↓↓↓

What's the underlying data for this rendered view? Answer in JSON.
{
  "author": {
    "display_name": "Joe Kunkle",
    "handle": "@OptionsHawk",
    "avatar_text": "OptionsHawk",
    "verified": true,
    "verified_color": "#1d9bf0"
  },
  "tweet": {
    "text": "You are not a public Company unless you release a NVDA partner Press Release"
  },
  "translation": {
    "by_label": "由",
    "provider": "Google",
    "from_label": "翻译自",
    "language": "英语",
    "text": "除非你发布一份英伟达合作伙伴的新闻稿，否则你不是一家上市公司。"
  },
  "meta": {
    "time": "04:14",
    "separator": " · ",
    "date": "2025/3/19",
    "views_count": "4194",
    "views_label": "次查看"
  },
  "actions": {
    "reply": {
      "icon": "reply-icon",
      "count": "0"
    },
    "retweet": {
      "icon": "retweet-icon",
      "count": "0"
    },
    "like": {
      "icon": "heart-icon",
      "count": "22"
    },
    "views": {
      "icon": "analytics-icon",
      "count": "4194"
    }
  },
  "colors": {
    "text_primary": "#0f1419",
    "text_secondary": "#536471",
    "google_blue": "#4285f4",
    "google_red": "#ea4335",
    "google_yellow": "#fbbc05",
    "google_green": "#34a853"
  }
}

↑↑↑

Short exercise: Select every line of the material above holding the word "OptionsHawk" and copy it.

Output:
    "handle": "@OptionsHawk",
    "avatar_text": "OptionsHawk",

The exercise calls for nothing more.